- _EXERCISE_: Turn the data, from its first line through the line containing "cci-bars — [5, 536, 1321, 884]", into a Markdown table with the columns Row and Line, numbering each line and leaving out blank lines.

— START RECORDS —

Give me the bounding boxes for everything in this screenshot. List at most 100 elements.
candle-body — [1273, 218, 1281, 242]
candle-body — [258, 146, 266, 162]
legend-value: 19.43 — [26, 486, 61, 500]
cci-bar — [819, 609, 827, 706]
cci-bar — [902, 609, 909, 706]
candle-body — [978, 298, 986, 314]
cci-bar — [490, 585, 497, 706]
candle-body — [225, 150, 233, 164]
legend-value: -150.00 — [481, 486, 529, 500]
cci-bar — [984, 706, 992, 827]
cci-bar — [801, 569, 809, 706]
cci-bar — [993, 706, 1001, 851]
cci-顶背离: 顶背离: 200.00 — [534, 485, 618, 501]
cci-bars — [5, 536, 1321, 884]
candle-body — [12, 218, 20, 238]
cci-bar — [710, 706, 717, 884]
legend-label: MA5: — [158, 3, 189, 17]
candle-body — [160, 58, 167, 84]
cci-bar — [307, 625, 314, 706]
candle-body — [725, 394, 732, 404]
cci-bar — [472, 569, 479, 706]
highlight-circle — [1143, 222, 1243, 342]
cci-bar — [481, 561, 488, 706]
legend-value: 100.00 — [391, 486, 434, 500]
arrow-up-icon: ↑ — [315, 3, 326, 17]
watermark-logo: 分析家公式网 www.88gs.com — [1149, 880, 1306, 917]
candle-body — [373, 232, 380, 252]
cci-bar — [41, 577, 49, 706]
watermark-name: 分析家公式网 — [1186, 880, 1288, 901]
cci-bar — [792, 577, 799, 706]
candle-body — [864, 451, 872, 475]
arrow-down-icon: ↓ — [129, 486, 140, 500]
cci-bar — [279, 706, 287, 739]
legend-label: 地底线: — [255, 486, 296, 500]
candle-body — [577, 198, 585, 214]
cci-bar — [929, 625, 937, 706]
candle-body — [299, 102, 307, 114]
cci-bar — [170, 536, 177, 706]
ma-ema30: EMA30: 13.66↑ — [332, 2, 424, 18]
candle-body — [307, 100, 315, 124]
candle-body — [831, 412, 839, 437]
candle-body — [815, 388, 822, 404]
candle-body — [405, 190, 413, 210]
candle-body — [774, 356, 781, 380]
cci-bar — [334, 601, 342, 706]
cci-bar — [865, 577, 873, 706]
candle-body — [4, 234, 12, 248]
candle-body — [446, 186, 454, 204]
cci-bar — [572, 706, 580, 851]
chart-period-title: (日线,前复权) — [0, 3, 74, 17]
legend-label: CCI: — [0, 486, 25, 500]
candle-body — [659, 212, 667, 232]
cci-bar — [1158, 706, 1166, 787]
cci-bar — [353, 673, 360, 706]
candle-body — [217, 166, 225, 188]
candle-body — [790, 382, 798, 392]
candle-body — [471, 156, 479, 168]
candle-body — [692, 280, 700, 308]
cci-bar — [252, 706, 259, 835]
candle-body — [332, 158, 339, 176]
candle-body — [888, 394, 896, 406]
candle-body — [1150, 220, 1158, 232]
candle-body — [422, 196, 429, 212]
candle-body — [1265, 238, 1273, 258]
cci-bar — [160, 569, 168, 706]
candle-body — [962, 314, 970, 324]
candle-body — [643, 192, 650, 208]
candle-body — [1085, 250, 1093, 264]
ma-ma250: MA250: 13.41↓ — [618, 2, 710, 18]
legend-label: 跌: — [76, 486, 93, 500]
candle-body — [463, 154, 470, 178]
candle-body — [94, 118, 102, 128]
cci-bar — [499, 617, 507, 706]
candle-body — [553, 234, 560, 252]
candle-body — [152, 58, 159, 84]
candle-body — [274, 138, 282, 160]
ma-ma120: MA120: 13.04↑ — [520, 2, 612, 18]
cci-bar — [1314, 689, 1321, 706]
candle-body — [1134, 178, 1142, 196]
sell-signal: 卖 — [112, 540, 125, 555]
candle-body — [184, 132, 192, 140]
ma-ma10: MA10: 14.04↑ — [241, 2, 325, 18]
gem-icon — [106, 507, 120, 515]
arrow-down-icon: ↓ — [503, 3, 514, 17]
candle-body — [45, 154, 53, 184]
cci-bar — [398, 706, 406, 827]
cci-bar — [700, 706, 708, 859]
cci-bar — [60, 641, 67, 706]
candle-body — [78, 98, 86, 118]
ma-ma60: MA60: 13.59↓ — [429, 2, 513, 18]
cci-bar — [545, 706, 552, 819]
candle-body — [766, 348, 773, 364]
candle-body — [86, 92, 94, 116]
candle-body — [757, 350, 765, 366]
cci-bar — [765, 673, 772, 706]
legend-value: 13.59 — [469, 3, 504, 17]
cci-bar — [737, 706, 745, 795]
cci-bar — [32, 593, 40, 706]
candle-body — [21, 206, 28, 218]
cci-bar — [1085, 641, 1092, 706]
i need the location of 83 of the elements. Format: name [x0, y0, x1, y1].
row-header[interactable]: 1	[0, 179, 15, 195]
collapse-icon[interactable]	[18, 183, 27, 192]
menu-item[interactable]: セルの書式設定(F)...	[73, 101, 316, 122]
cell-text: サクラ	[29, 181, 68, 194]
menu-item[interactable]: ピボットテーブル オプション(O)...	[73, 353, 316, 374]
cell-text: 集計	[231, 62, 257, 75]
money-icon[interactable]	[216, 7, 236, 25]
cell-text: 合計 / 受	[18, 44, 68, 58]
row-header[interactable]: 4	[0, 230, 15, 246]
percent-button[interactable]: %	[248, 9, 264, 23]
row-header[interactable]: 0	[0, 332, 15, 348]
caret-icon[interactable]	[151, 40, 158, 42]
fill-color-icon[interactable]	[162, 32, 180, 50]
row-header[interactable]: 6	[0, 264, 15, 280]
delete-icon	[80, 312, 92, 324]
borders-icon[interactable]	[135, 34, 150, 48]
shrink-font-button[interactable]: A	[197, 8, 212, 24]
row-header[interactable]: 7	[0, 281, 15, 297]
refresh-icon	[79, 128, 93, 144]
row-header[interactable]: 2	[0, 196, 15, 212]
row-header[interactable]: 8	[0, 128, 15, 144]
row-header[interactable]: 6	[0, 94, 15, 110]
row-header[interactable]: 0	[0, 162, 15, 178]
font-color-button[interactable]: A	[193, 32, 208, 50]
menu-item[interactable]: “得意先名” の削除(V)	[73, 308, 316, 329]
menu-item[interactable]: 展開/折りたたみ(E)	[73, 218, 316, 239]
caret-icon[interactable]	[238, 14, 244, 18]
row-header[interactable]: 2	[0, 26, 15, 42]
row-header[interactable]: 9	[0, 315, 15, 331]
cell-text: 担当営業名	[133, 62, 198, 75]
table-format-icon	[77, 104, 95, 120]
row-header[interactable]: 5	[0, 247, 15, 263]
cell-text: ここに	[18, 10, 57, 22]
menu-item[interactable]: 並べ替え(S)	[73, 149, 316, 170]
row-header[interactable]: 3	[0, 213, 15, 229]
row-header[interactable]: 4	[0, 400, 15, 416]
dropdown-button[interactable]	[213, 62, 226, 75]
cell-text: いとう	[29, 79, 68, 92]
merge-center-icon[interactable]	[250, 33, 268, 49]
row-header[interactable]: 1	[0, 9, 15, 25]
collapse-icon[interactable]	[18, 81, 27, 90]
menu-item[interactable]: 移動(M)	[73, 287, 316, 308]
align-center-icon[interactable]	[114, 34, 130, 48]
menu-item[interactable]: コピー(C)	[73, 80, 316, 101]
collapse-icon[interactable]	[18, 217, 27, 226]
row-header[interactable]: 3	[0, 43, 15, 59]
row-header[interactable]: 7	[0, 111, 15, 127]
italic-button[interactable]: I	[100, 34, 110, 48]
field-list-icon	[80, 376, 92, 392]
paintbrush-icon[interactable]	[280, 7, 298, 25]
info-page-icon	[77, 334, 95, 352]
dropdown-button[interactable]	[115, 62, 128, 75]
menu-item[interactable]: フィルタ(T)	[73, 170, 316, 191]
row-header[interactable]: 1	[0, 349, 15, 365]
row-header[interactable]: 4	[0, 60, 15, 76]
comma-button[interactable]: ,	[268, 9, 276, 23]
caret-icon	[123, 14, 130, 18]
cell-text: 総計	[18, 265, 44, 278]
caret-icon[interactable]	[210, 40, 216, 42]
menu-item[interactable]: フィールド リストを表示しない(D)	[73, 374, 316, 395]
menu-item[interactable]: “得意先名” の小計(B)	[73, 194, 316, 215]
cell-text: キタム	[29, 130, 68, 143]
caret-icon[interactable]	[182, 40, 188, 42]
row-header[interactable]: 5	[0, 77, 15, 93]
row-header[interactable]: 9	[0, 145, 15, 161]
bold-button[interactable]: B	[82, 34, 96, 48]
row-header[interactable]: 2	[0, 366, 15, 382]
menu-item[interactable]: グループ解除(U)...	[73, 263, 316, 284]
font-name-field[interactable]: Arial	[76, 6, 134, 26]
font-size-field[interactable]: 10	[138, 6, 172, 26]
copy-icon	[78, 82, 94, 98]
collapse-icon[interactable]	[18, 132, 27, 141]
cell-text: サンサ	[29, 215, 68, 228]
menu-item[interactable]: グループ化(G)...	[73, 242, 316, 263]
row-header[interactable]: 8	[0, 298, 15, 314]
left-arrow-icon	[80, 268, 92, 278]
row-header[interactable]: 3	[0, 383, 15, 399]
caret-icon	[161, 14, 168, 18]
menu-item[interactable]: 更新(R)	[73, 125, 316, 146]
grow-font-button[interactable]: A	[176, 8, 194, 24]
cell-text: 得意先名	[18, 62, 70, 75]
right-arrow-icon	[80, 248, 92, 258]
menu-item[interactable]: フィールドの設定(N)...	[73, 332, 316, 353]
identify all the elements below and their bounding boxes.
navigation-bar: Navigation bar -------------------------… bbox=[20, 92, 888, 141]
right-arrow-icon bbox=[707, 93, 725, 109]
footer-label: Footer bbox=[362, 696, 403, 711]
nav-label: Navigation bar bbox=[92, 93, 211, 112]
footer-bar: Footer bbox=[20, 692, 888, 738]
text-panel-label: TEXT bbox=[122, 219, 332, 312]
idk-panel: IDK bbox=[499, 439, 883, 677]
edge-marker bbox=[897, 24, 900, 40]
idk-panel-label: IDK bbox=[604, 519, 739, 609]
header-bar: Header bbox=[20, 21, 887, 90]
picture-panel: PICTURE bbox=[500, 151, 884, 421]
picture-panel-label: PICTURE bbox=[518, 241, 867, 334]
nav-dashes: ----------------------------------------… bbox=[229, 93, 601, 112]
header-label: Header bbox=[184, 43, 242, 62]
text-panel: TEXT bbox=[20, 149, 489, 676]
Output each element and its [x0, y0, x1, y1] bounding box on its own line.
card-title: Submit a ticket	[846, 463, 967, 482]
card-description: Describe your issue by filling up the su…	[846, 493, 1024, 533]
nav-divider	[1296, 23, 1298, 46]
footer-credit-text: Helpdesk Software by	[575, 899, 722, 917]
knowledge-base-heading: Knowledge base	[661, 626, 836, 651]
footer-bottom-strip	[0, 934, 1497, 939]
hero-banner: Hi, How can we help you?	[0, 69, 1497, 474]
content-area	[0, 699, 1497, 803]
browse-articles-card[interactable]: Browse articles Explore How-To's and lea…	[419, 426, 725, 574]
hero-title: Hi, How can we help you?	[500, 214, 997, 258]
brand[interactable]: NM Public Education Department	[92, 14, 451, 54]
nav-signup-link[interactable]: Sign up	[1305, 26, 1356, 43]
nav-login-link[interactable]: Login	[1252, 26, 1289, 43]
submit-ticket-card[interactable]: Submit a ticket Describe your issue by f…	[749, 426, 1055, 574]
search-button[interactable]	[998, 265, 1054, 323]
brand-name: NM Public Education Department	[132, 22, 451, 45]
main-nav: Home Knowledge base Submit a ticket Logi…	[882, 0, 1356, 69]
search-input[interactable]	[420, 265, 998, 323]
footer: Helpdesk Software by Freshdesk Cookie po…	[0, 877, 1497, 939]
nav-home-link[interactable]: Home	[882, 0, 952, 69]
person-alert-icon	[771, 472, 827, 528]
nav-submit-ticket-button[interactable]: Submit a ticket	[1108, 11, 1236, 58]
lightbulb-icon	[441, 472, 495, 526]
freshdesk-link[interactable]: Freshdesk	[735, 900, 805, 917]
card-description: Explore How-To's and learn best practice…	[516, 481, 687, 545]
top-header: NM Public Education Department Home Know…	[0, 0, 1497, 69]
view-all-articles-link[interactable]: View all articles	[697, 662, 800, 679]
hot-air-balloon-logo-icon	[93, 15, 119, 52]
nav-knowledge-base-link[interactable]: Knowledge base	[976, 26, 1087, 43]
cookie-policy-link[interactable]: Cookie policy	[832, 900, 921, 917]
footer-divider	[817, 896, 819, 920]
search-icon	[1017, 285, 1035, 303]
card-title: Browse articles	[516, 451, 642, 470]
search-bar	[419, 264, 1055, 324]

— END RECORDS —

- _FINISHED EXERCISE_:
| Row | Line |
|---|---|
| 1 | Give me the bounding boxes for everything in this screenshot. List at most 100 elements. |
| 2 | candle-body — [1273, 218, 1281, 242] |
| 3 | candle-body — [258, 146, 266, 162] |
| 4 | legend-value: 19.43 — [26, 486, 61, 500] |
| 5 | cci-bar — [819, 609, 827, 706] |
| 6 | cci-bar — [902, 609, 909, 706] |
| 7 | candle-body — [978, 298, 986, 314] |
| 8 | cci-bar — [490, 585, 497, 706] |
| 9 | candle-body — [225, 150, 233, 164] |
| 10 | legend-value: -150.00 — [481, 486, 529, 500] |
| 11 | cci-bar — [984, 706, 992, 827] |
| 12 | cci-bar — [801, 569, 809, 706] |
| 13 | cci-bar — [993, 706, 1001, 851] |
| 14 | cci-顶背离: 顶背离: 200.00 — [534, 485, 618, 501] |
| 15 | cci-bars — [5, 536, 1321, 884] |